Exercise brief: Copy out all of the material, matching it word for word.

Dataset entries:

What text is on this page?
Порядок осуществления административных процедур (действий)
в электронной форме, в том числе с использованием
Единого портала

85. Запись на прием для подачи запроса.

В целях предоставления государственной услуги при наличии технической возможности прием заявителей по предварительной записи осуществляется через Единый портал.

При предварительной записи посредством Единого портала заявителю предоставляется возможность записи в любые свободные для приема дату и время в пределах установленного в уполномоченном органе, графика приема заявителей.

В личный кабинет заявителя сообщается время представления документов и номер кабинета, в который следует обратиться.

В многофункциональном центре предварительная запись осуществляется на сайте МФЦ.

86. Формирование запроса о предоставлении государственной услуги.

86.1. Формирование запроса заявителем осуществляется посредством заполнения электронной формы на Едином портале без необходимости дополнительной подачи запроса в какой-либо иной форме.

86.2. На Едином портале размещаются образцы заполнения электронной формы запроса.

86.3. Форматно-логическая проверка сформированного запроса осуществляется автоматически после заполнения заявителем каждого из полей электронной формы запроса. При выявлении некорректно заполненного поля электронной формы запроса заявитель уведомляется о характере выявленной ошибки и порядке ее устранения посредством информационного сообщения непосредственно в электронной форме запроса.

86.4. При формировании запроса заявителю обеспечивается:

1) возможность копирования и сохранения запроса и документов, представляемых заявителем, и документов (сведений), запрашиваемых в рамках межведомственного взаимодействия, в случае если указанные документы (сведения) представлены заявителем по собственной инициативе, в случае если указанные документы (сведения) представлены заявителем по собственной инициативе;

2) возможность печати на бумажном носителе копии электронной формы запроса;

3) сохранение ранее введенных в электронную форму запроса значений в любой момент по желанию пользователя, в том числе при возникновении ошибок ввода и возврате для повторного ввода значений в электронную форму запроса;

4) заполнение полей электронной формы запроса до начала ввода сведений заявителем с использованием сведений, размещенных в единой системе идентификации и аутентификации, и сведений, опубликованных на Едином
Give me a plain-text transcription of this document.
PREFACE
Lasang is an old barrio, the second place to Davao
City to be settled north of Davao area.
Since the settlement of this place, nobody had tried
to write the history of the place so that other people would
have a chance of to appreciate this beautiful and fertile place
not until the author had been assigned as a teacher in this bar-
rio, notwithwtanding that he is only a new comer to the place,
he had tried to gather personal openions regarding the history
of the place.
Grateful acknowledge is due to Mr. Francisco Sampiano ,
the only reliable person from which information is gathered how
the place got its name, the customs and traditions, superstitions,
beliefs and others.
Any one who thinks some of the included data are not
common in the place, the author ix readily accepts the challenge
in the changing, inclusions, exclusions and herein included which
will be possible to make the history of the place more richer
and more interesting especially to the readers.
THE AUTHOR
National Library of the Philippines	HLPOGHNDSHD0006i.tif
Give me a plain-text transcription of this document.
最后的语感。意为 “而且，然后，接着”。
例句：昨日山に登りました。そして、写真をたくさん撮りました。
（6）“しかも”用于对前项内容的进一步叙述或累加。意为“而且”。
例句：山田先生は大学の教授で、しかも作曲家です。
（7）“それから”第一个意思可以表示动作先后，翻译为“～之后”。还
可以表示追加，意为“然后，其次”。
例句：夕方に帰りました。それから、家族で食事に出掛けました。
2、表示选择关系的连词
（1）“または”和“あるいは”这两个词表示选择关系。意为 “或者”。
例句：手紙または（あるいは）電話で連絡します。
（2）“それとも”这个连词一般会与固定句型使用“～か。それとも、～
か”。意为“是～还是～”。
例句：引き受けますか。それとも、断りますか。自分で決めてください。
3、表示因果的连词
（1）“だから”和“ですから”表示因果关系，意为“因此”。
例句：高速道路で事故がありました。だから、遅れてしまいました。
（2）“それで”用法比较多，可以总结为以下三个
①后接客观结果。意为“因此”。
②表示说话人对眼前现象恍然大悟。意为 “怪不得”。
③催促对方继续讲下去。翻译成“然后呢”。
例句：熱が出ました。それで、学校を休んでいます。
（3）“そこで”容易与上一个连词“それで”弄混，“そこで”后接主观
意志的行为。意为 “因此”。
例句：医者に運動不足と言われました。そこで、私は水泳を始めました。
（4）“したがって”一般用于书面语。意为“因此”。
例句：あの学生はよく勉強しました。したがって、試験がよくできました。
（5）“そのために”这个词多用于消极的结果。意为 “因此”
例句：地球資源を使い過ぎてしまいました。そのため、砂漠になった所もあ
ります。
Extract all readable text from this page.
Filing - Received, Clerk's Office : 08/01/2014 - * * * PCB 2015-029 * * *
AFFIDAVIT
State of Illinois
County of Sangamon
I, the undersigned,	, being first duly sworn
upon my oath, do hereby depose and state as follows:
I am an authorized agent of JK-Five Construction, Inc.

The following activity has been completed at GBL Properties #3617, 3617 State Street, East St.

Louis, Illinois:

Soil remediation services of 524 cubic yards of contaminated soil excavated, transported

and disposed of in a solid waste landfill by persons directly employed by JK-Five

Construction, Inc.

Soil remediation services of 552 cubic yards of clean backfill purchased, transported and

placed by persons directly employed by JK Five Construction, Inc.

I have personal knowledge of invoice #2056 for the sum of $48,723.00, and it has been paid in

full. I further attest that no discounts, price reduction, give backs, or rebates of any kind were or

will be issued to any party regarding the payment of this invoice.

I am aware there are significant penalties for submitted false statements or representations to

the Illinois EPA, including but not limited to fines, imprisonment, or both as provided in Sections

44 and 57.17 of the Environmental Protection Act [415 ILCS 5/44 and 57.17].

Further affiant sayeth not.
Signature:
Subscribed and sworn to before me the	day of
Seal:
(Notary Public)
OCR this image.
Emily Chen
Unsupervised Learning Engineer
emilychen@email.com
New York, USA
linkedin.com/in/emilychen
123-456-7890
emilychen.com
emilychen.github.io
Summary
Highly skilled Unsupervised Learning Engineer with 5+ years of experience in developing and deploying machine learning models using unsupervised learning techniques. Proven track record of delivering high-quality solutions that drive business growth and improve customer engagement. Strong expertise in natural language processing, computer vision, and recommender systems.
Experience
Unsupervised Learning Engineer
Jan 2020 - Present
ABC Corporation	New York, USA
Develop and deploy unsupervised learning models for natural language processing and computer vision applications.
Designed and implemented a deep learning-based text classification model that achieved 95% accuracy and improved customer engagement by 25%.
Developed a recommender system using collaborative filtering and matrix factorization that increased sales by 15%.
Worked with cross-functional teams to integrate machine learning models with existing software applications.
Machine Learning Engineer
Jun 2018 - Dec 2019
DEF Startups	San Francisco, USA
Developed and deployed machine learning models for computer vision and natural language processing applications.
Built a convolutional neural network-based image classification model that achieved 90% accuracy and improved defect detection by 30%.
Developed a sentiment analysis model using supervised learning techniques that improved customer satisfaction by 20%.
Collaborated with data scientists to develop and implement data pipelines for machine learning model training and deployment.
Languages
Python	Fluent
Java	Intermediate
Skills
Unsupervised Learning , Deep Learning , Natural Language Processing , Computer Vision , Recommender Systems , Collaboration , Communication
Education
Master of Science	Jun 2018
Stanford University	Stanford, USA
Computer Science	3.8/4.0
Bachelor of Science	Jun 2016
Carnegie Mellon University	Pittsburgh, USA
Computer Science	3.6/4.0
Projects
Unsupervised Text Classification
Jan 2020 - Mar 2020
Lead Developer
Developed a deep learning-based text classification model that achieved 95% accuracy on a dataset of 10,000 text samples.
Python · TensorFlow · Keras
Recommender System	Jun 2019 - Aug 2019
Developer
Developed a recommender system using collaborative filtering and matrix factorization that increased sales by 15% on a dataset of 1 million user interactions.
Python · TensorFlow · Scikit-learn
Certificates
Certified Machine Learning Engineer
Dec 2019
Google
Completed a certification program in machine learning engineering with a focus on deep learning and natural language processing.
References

Answer to the exercise:
What text is on this page?
Порядок осуществления административных процедур (действий)
в электронной форме, в том числе с использованием
Единого портала

85. Запись на прием для подачи запроса.

В целях предоставления государственной услуги при наличии технической возможности прием заявителей по предварительной записи осуществляется через Единый портал.

При предварительной записи посредством Единого портала заявителю предоставляется возможность записи в любые свободные для приема дату и время в пределах установленного в уполномоченном органе, графика приема заявителей.

В личный кабинет заявителя сообщается время представления документов и номер кабинета, в который следует обратиться.

В многофункциональном центре предварительная запись осуществляется на сайте МФЦ.

86. Формирование запроса о предоставлении государственной услуги.

86.1. Формирование запроса заявителем осуществляется посредством заполнения электронной формы на Едином портале без необходимости дополнительной подачи запроса в какой-либо иной форме.

86.2. На Едином портале размещаются образцы заполнения электронной формы запроса.

86.3. Форматно-логическая проверка сформированного запроса осуществляется автоматически после заполнения заявителем каждого из полей электронной формы запроса. При выявлении некорректно заполненного поля электронной формы запроса заявитель уведомляется о характере выявленной ошибки и порядке ее устранения посредством информационного сообщения непосредственно в электронной форме запроса.

86.4. При формировании запроса заявителю обеспечивается:

1) возможность копирования и сохранения запроса и документов, представляемых заявителем, и документов (сведений), запрашиваемых в рамках межведомственного взаимодействия, в случае если указанные документы (сведения) представлены заявителем по собственной инициативе, в случае если указанные документы (сведения) представлены заявителем по собственной инициативе;

2) возможность печати на бумажном носителе копии электронной формы запроса;

3) сохранение ранее введенных в электронную форму запроса значений в любой момент по желанию пользователя, в том числе при возникновении ошибок ввода и возврате для повторного ввода значений в электронную форму запроса;

4) заполнение полей электронной формы запроса до начала ввода сведений заявителем с использованием сведений, размещенных в единой системе идентификации и аутентификации, и сведений, опубликованных на Едином
Give me a plain-text transcription of this document.
PREFACE
Lasang is an old barrio, the second place to Davao
City to be settled north of Davao area.
Since the settlement of this place, nobody had tried
to write the history of the place so that other people would
have a chance of to appreciate this beautiful and fertile place
not until the author had been assigned as a teacher in this bar-
rio, notwithwtanding that he is only a new comer to the place,
he had tried to gather personal openions regarding the history
of the place.
Grateful acknowledge is due to Mr. Francisco Sampiano ,
the only reliable person from which information is gathered how
the place got its name, the customs and traditions, superstitions,
beliefs and others.
Any one who thinks some of the included data are not
common in the place, the author ix readily accepts the challenge
in the changing, inclusions, exclusions and herein included which
will be possible to make the history of the place more richer
and more interesting especially to the readers.
THE AUTHOR
National Library of the Philippines	HLPOGHNDSHD0006i.tif
Give me a plain-text transcription of this document.
最后的语感。意为 “而且，然后，接着”。
例句：昨日山に登りました。そして、写真をたくさん撮りました。
（6）“しかも”用于对前项内容的进一步叙述或累加。意为“而且”。
例句：山田先生は大学の教授で、しかも作曲家です。
（7）“それから”第一个意思可以表示动作先后，翻译为“～之后”。还
可以表示追加，意为“然后，其次”。
例句：夕方に帰りました。それから、家族で食事に出掛けました。
2、表示选择关系的连词
（1）“または”和“あるいは”这两个词表示选择关系。意为 “或者”。
例句：手紙または（あるいは）電話で連絡します。
（2）“それとも”这个连词一般会与固定句型使用“～か。それとも、～
か”。意为“是～还是～”。
例句：引き受けますか。それとも、断りますか。自分で決めてください。
3、表示因果的连词
（1）“だから”和“ですから”表示因果关系，意为“因此”。
例句：高速道路で事故がありました。だから、遅れてしまいました。
（2）“それで”用法比较多，可以总结为以下三个
①后接客观结果。意为“因此”。
②表示说话人对眼前现象恍然大悟。意为 “怪不得”。
③催促对方继续讲下去。翻译成“然后呢”。
例句：熱が出ました。それで、学校を休んでいます。
（3）“そこで”容易与上一个连词“それで”弄混，“そこで”后接主观
意志的行为。意为 “因此”。
例句：医者に運動不足と言われました。そこで、私は水泳を始めました。
（4）“したがって”一般用于书面语。意为“因此”。
例句：あの学生はよく勉強しました。したがって、試験がよくできました。
（5）“そのために”这个词多用于消极的结果。意为 “因此”
例句：地球資源を使い過ぎてしまいました。そのため、砂漠になった所もあ
ります。
Extract all readable text from this page.
Filing - Received, Clerk's Office : 08/01/2014 - * * * PCB 2015-029 * * *
AFFIDAVIT
State of Illinois
County of Sangamon
I, the undersigned,	, being first duly sworn
upon my oath, do hereby depose and state as follows:
I am an authorized agent of JK-Five Construction, Inc.

The following activity has been completed at GBL Properties #3617, 3617 State Street, East St.

Louis, Illinois:

Soil remediation services of 524 cubic yards of contaminated soil excavated, transported

and disposed of in a solid waste landfill by persons directly employed by JK-Five

Construction, Inc.

Soil remediation services of 552 cubic yards of clean backfill purchased, transported and

placed by persons directly employed by JK Five Construction, Inc.

I have personal knowledge of invoice #2056 for the sum of $48,723.00, and it has been paid in

full. I further attest that no discounts, price reduction, give backs, or rebates of any kind were or

will be issued to any party regarding the payment of this invoice.

I am aware there are significant penalties for submitted false statements or representations to

the Illinois EPA, including but not limited to fines, imprisonment, or both as provided in Sections

44 and 57.17 of the Environmental Protection Act [415 ILCS 5/44 and 57.17].

Further affiant sayeth not.
Signature:
Subscribed and sworn to before me the	day of
Seal:
(Notary Public)
OCR this image.
Emily Chen
Unsupervised Learning Engineer
emilychen@email.com
New York, USA
linkedin.com/in/emilychen
123-456-7890
emilychen.com
emilychen.github.io
Summary
Highly skilled Unsupervised Learning Engineer with 5+ years of experience in developing and deploying machine learning models using unsupervised learning techniques. Proven track record of delivering high-quality solutions that drive business growth and improve customer engagement. Strong expertise in natural language processing, computer vision, and recommender systems.
Experience
Unsupervised Learning Engineer
Jan 2020 - Present
ABC Corporation	New York, USA
Develop and deploy unsupervised learning models for natural language processing and computer vision applications.
Designed and implemented a deep learning-based text classification model that achieved 95% accuracy and improved customer engagement by 25%.
Developed a recommender system using collaborative filtering and matrix factorization that increased sales by 15%.
Worked with cross-functional teams to integrate machine learning models with existing software applications.
Machine Learning Engineer
Jun 2018 - Dec 2019
DEF Startups	San Francisco, USA
Developed and deployed machine learning models for computer vision and natural language processing applications.
Built a convolutional neural network-based image classification model that achieved 90% accuracy and improved defect detection by 30%.
Developed a sentiment analysis model using supervised learning techniques that improved customer satisfaction by 20%.
Collaborated with data scientists to develop and implement data pipelines for machine learning model training and deployment.
Languages
Python	Fluent
Java	Intermediate
Skills
Unsupervised Learning , Deep Learning , Natural Language Processing , Computer Vision , Recommender Systems , Collaboration , Communication
Education
Master of Science	Jun 2018
Stanford University	Stanford, USA
Computer Science	3.8/4.0
Bachelor of Science	Jun 2016
Carnegie Mellon University	Pittsburgh, USA
Computer Science	3.6/4.0
Projects
Unsupervised Text Classification
Jan 2020 - Mar 2020
Lead Developer
Developed a deep learning-based text classification model that achieved 95% accuracy on a dataset of 10,000 text samples.
Python · TensorFlow · Keras
Recommender System	Jun 2019 - Aug 2019
Developer
Developed a recommender system using collaborative filtering and matrix factorization that increased sales by 15% on a dataset of 1 million user interactions.
Python · TensorFlow · Scikit-learn
Certificates
Certified Machine Learning Engineer
Dec 2019
Google
Completed a certification program in machine learning engineering with a focus on deep learning and natural language processing.
References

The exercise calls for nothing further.